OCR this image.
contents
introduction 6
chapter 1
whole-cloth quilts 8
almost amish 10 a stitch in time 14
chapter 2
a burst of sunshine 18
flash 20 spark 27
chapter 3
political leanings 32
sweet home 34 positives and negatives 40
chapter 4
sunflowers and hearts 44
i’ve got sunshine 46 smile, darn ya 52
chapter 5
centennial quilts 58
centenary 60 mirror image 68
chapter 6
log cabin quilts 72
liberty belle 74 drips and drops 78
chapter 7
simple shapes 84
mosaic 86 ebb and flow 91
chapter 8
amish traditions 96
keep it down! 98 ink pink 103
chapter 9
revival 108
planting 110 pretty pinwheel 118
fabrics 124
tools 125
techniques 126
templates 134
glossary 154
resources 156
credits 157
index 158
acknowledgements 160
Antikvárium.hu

_Do this_: From the listing above, collect each line in which the string "image" appears.

_Solution for this problem_:
OCR this image.
centenary 60 mirror image 68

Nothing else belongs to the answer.